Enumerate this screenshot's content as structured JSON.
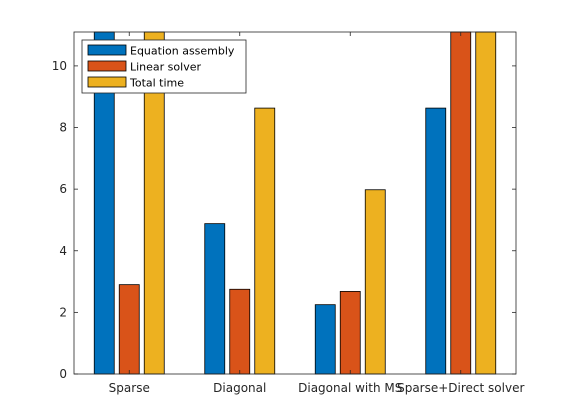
{
  "chart_data": {
    "type": "bar",
    "categories": [
      "Sparse",
      "Diagonal",
      "Diagonal with MS",
      "Sparse+Direct solver"
    ],
    "series": [
      {
        "name": "Equation assembly",
        "color": "#0072BD",
        "values": [
          11.3,
          4.88,
          2.25,
          8.63
        ]
      },
      {
        "name": "Linear solver",
        "color": "#D95319",
        "values": [
          2.9,
          2.75,
          2.68,
          11.3
        ]
      },
      {
        "name": "Total time",
        "color": "#EDB120",
        "values": [
          11.3,
          8.63,
          5.98,
          11.3
        ]
      }
    ],
    "ylim": [
      0,
      11.1
    ],
    "yticks": [
      0,
      2,
      4,
      6,
      8,
      10
    ],
    "ytick_labels": [
      "0",
      "2",
      "4",
      "6",
      "8",
      "10"
    ],
    "grid": false,
    "legend_position": "top-left"
  }
}
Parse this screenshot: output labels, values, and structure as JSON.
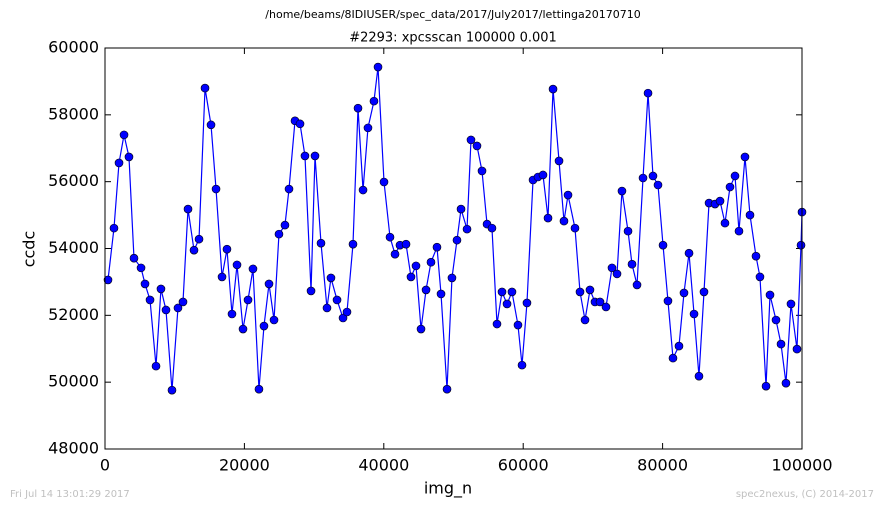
{
  "chart_data": {
    "type": "line",
    "suptitle": "/home/beams/8IDIUSER/spec_data/2017/July2017/lettinga20170710",
    "title": "#2293: xpcsscan 100000 0.001",
    "x_label": "img_n",
    "y_label": "ccdc",
    "footer_left": "Fri Jul 14 13:01:29 2017",
    "footer_right": "spec2nexus, (C) 2014-2017",
    "color": "#0000ff",
    "marker": true,
    "grid": false,
    "xlim": [
      0,
      100000
    ],
    "xticks": [
      0,
      20000,
      40000,
      60000,
      80000,
      100000
    ],
    "ylim": [
      48000,
      60000
    ],
    "yticks": [
      48000,
      50000,
      52000,
      54000,
      56000,
      58000,
      60000
    ],
    "x": [
      430,
      1290,
      2010,
      2730,
      3440,
      4160,
      5170,
      5740,
      6460,
      7320,
      8030,
      8750,
      9610,
      10470,
      11190,
      11910,
      12770,
      13490,
      14350,
      15210,
      15930,
      16790,
      17500,
      18220,
      18940,
      19800,
      20520,
      21230,
      22090,
      22810,
      23530,
      24250,
      24960,
      25820,
      26400,
      27260,
      27980,
      28690,
      29560,
      30130,
      30990,
      31850,
      32420,
      33290,
      34150,
      34720,
      35580,
      36300,
      37020,
      37730,
      38590,
      39170,
      40030,
      40890,
      41610,
      42320,
      43190,
      43900,
      44620,
      45340,
      46060,
      46770,
      47630,
      48210,
      49070,
      49780,
      50500,
      51080,
      51940,
      52510,
      53370,
      54090,
      54810,
      55520,
      56240,
      56960,
      57680,
      58390,
      59250,
      59830,
      60540,
      61410,
      62120,
      62840,
      63560,
      64280,
      65140,
      65850,
      66430,
      67430,
      68150,
      68870,
      69580,
      70300,
      71020,
      71880,
      72740,
      73460,
      74170,
      75040,
      75610,
      76330,
      77190,
      77910,
      78620,
      79340,
      80060,
      80770,
      81490,
      82350,
      83070,
      83790,
      84510,
      85220,
      85940,
      86660,
      87520,
      88240,
      88950,
      89670,
      90390,
      90960,
      91820,
      92540,
      93400,
      93970,
      94840,
      95410,
      96270,
      96990,
      97700,
      98420,
      99280,
      99860,
      100000
    ],
    "values": [
      53060,
      54610,
      56560,
      57400,
      56740,
      53710,
      53420,
      52940,
      52460,
      50480,
      52790,
      52160,
      49760,
      52220,
      52400,
      55180,
      53950,
      54280,
      58800,
      57700,
      55780,
      53150,
      53980,
      52040,
      53510,
      51590,
      52460,
      53390,
      49790,
      51680,
      52940,
      51860,
      54430,
      54700,
      55780,
      57820,
      57730,
      56770,
      52730,
      56770,
      54160,
      52220,
      53120,
      52460,
      51920,
      52100,
      54130,
      58200,
      55750,
      57610,
      58410,
      59430,
      55990,
      54340,
      53830,
      54100,
      54130,
      53150,
      53480,
      51590,
      52760,
      53590,
      54040,
      52640,
      49790,
      53120,
      54250,
      55180,
      54580,
      57250,
      57070,
      56320,
      54730,
      54610,
      51740,
      52700,
      52340,
      52700,
      51710,
      50510,
      52370,
      56050,
      56140,
      56200,
      54910,
      58770,
      56620,
      54820,
      55600,
      54610,
      52700,
      51860,
      52760,
      52400,
      52400,
      52250,
      53420,
      53240,
      55720,
      54520,
      53530,
      52910,
      56110,
      58650,
      56170,
      55900,
      54100,
      52430,
      50720,
      51080,
      52670,
      53860,
      52040,
      50180,
      52700,
      55360,
      55330,
      55420,
      54760,
      55840,
      56170,
      54520,
      56740,
      55000,
      53770,
      53150,
      49880,
      52610,
      51860,
      51140,
      49970,
      52340,
      50990,
      54100,
      55090
    ]
  }
}
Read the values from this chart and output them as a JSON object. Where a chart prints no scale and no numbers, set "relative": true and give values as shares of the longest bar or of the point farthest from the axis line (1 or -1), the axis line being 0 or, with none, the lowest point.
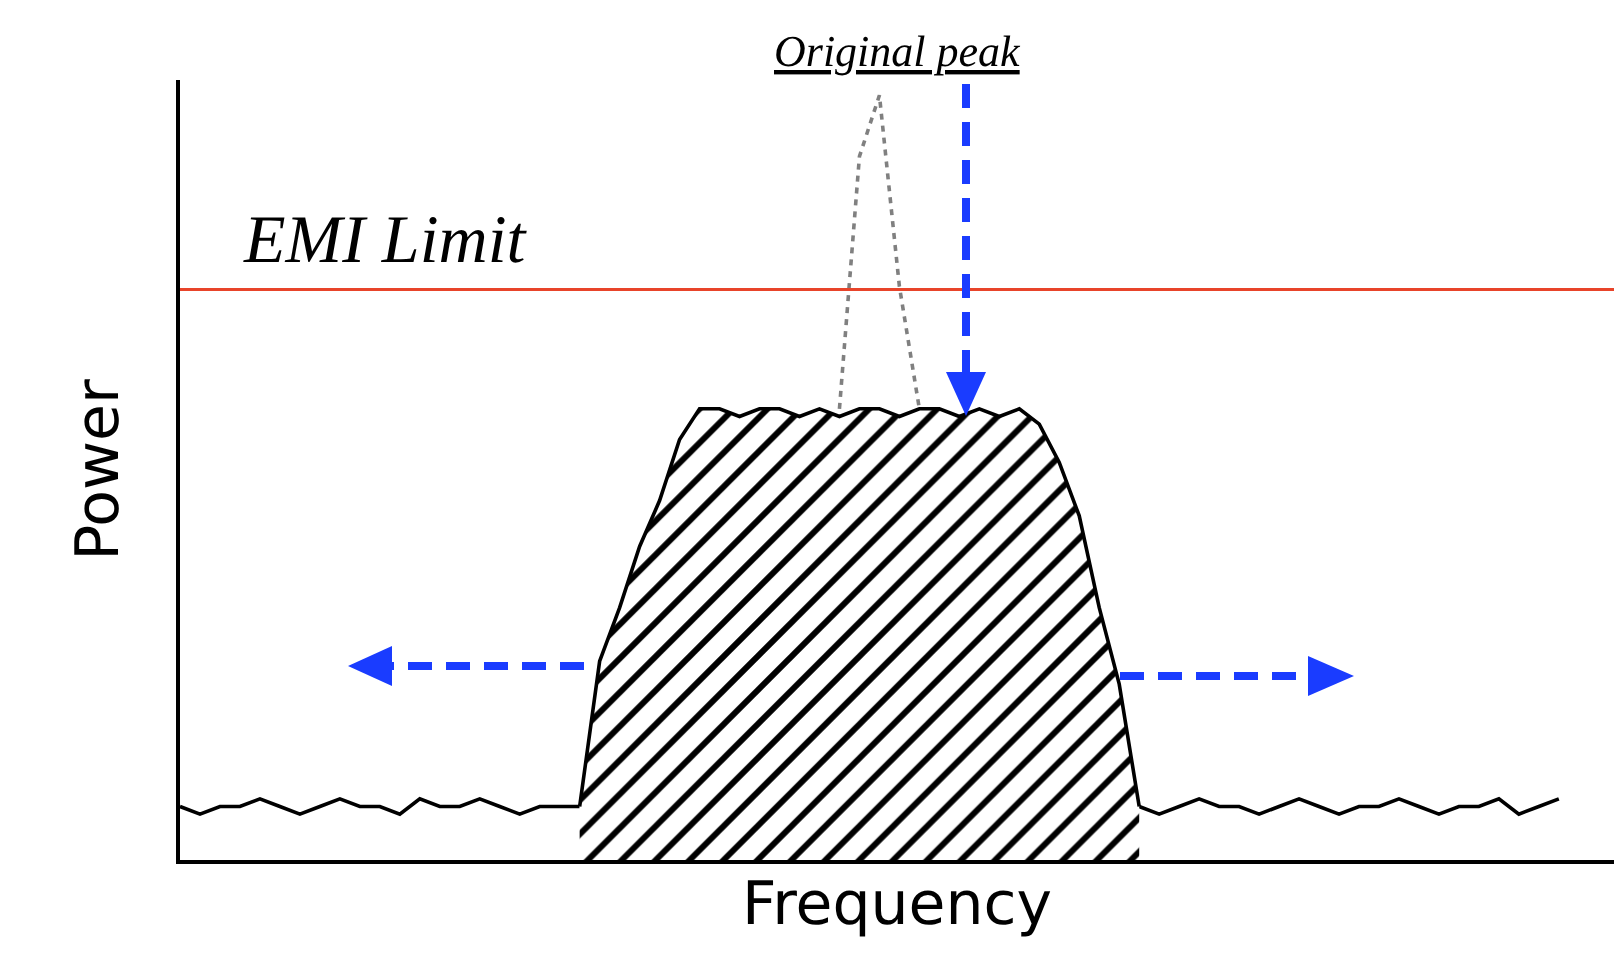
{
  "chart_data": {
    "type": "line",
    "relative": true,
    "xlabel": "Frequency",
    "ylabel": "Power",
    "categories": [
      null,
      null,
      null,
      null,
      null,
      null,
      null,
      null,
      null,
      null,
      null,
      null,
      null,
      null,
      null,
      null,
      null,
      null,
      null,
      null,
      null,
      null,
      null,
      null,
      null,
      null,
      null,
      null,
      null,
      null,
      null,
      null,
      null,
      null,
      null,
      null,
      null,
      null,
      null,
      null,
      null,
      null,
      null,
      null,
      null,
      null,
      null,
      null,
      null,
      null,
      null,
      null,
      null,
      null,
      null,
      null,
      null,
      null,
      null,
      null,
      null,
      null,
      null,
      null,
      null,
      null,
      null,
      null,
      null,
      null
    ],
    "series": [
      {
        "color": "#000000",
        "line_style": "solid",
        "values": [
          0.07,
          0.06,
          0.07,
          0.07,
          0.08,
          0.07,
          0.06,
          0.07,
          0.08,
          0.07,
          0.07,
          0.06,
          0.08,
          0.07,
          0.07,
          0.08,
          0.07,
          0.06,
          0.07,
          0.07,
          0.07,
          null,
          null,
          null,
          null,
          null,
          null,
          null,
          null,
          null,
          null,
          null,
          null,
          null,
          null,
          null,
          null,
          null,
          null,
          null,
          null,
          null,
          null,
          null,
          null,
          null,
          null,
          null,
          0.07,
          0.06,
          0.07,
          0.08,
          0.07,
          0.07,
          0.06,
          0.07,
          0.08,
          0.07,
          0.06,
          0.07,
          0.07,
          0.08,
          0.07,
          0.06,
          0.07,
          0.07,
          0.08,
          0.06,
          0.07,
          0.08
        ]
      },
      {
        "type": "area",
        "color": "#000000",
        "line_style": "solid",
        "values": [
          null,
          null,
          null,
          null,
          null,
          null,
          null,
          null,
          null,
          null,
          null,
          null,
          null,
          null,
          null,
          null,
          null,
          null,
          null,
          null,
          0.07,
          0.26,
          0.33,
          0.41,
          0.47,
          0.55,
          0.59,
          0.59,
          0.58,
          0.59,
          0.59,
          0.58,
          0.59,
          0.58,
          0.59,
          0.59,
          0.58,
          0.59,
          0.59,
          0.58,
          0.59,
          0.58,
          0.59,
          0.57,
          0.52,
          0.45,
          0.33,
          0.23,
          0.07,
          null,
          null,
          null,
          null,
          null,
          null,
          null,
          null,
          null,
          null,
          null,
          null,
          null,
          null,
          null,
          null,
          null,
          null,
          null,
          null,
          null
        ]
      },
      {
        "color": "#808080",
        "line_style": "dotted",
        "values": [
          null,
          null,
          null,
          null,
          null,
          null,
          null,
          null,
          null,
          null,
          null,
          null,
          null,
          null,
          null,
          null,
          null,
          null,
          null,
          null,
          null,
          null,
          null,
          null,
          null,
          null,
          null,
          null,
          null,
          null,
          null,
          null,
          null,
          0.59,
          0.92,
          1.0,
          0.75,
          0.59,
          null,
          null,
          null,
          null,
          null,
          null,
          null,
          null,
          null,
          null,
          null,
          null,
          null,
          null,
          null,
          null,
          null,
          null,
          null,
          null,
          null,
          null,
          null,
          null,
          null,
          null,
          null,
          null,
          null,
          null,
          null,
          null
        ]
      }
    ],
    "ref_lines": [
      {
        "axis": "y",
        "value": 0.746,
        "label": "EMI Limit",
        "color": "#e8442a"
      }
    ],
    "annotations": [
      "Original peak"
    ],
    "marker": "none",
    "grid": false
  }
}
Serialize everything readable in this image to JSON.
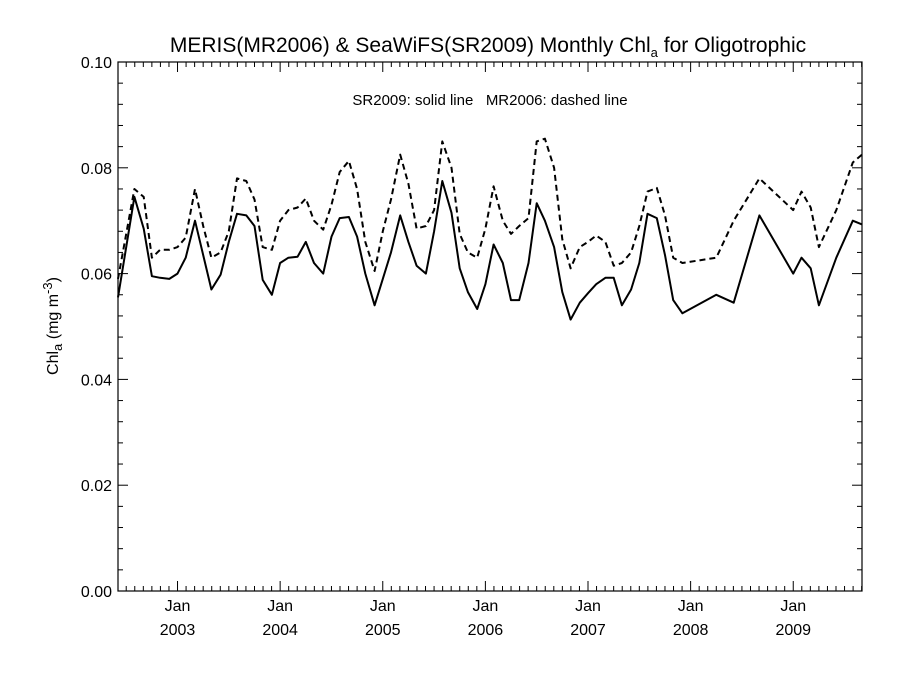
{
  "chart_data": {
    "type": "line",
    "title_main": "MERIS(MR2006) & SeaWiFS(SR2009) Monthly Chl",
    "title_sub": "a",
    "title_tail": " for Oligotrophic",
    "ylabel_main": "Chl",
    "ylabel_sub": "a",
    "ylabel_unit": " (mg m",
    "ylabel_sup": "-3",
    "ylabel_close": ")",
    "annotation": "SR2009: solid line   MR2006: dashed line",
    "xlim": [
      2002.42,
      2009.67
    ],
    "ylim": [
      0.0,
      0.1
    ],
    "yticks": [
      "0.00",
      "0.02",
      "0.04",
      "0.06",
      "0.08",
      "0.10"
    ],
    "xticks": [
      {
        "month": "Jan",
        "year": "2003"
      },
      {
        "month": "Jan",
        "year": "2004"
      },
      {
        "month": "Jan",
        "year": "2005"
      },
      {
        "month": "Jan",
        "year": "2006"
      },
      {
        "month": "Jan",
        "year": "2007"
      },
      {
        "month": "Jan",
        "year": "2008"
      },
      {
        "month": "Jan",
        "year": "2009"
      }
    ],
    "series": [
      {
        "name": "SR2009",
        "style": "solid",
        "color": "#000000",
        "x": [
          2002.42,
          2002.58,
          2002.67,
          2002.75,
          2002.83,
          2002.92,
          2003.0,
          2003.08,
          2003.17,
          2003.25,
          2003.33,
          2003.42,
          2003.5,
          2003.58,
          2003.67,
          2003.75,
          2003.83,
          2003.92,
          2004.0,
          2004.08,
          2004.17,
          2004.25,
          2004.33,
          2004.42,
          2004.5,
          2004.58,
          2004.67,
          2004.75,
          2004.83,
          2004.92,
          2005.0,
          2005.08,
          2005.17,
          2005.25,
          2005.33,
          2005.42,
          2005.5,
          2005.58,
          2005.67,
          2005.75,
          2005.83,
          2005.92,
          2006.0,
          2006.08,
          2006.17,
          2006.25,
          2006.33,
          2006.42,
          2006.5,
          2006.58,
          2006.67,
          2006.75,
          2006.83,
          2006.92,
          2007.0,
          2007.08,
          2007.17,
          2007.25,
          2007.33,
          2007.42,
          2007.5,
          2007.58,
          2007.67,
          2007.75,
          2007.83,
          2007.92,
          2008.25,
          2008.42,
          2008.67,
          2009.0,
          2009.08,
          2009.17,
          2009.25,
          2009.42,
          2009.58,
          2009.67
        ],
        "y": [
          0.0555,
          0.0745,
          0.0685,
          0.0595,
          0.0592,
          0.059,
          0.06,
          0.063,
          0.07,
          0.0635,
          0.057,
          0.0598,
          0.066,
          0.0713,
          0.071,
          0.069,
          0.0588,
          0.056,
          0.062,
          0.063,
          0.0632,
          0.066,
          0.062,
          0.06,
          0.067,
          0.0705,
          0.0707,
          0.067,
          0.06,
          0.054,
          0.059,
          0.064,
          0.071,
          0.066,
          0.0615,
          0.06,
          0.068,
          0.0775,
          0.0715,
          0.061,
          0.0565,
          0.0533,
          0.058,
          0.0655,
          0.062,
          0.055,
          0.055,
          0.062,
          0.0733,
          0.07,
          0.065,
          0.0565,
          0.0513,
          0.0545,
          0.0563,
          0.058,
          0.0592,
          0.0592,
          0.054,
          0.057,
          0.062,
          0.0713,
          0.0705,
          0.0635,
          0.055,
          0.0525,
          0.056,
          0.0545,
          0.071,
          0.06,
          0.063,
          0.061,
          0.054,
          0.063,
          0.07,
          0.0693
        ]
      },
      {
        "name": "MR2006",
        "style": "dashed",
        "color": "#000000",
        "x": [
          2002.42,
          2002.58,
          2002.67,
          2002.75,
          2002.83,
          2002.92,
          2003.0,
          2003.08,
          2003.17,
          2003.25,
          2003.33,
          2003.42,
          2003.5,
          2003.58,
          2003.67,
          2003.75,
          2003.83,
          2003.92,
          2004.0,
          2004.08,
          2004.17,
          2004.25,
          2004.33,
          2004.42,
          2004.5,
          2004.58,
          2004.67,
          2004.75,
          2004.83,
          2004.92,
          2005.0,
          2005.08,
          2005.17,
          2005.25,
          2005.33,
          2005.42,
          2005.5,
          2005.58,
          2005.67,
          2005.75,
          2005.83,
          2005.92,
          2006.0,
          2006.08,
          2006.17,
          2006.25,
          2006.33,
          2006.42,
          2006.5,
          2006.58,
          2006.67,
          2006.75,
          2006.83,
          2006.92,
          2007.0,
          2007.08,
          2007.17,
          2007.25,
          2007.33,
          2007.42,
          2007.5,
          2007.58,
          2007.67,
          2007.75,
          2007.83,
          2007.92,
          2008.25,
          2008.42,
          2008.67,
          2009.0,
          2009.08,
          2009.17,
          2009.25,
          2009.42,
          2009.58,
          2009.67
        ],
        "y": [
          0.059,
          0.076,
          0.0745,
          0.063,
          0.0645,
          0.0645,
          0.065,
          0.0668,
          0.076,
          0.069,
          0.063,
          0.064,
          0.068,
          0.078,
          0.0775,
          0.074,
          0.065,
          0.0645,
          0.07,
          0.072,
          0.0725,
          0.0742,
          0.07,
          0.0683,
          0.073,
          0.0792,
          0.0813,
          0.076,
          0.066,
          0.0605,
          0.068,
          0.074,
          0.0825,
          0.077,
          0.0685,
          0.069,
          0.072,
          0.085,
          0.08,
          0.0675,
          0.064,
          0.063,
          0.0685,
          0.0765,
          0.07,
          0.0675,
          0.069,
          0.0705,
          0.085,
          0.0855,
          0.08,
          0.0665,
          0.061,
          0.065,
          0.066,
          0.0672,
          0.066,
          0.0615,
          0.062,
          0.064,
          0.069,
          0.0755,
          0.0762,
          0.071,
          0.063,
          0.062,
          0.063,
          0.07,
          0.078,
          0.072,
          0.0755,
          0.0725,
          0.065,
          0.072,
          0.081,
          0.0825
        ]
      }
    ]
  }
}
◇ ◇ ◇
## Task requirements:
From the entries above, collect every line with the string "true" in it.

## Output for this task:
    "marker": true,
Read the values from this chart and output them as a JSON object. Where a chart prints no scale and no numbers, set "relative": true and give values as shares of the longest bar or of the point farthest from the axis line (1 or -1), the axis line being 0 or, with none, the lowest point.
    "relative": true,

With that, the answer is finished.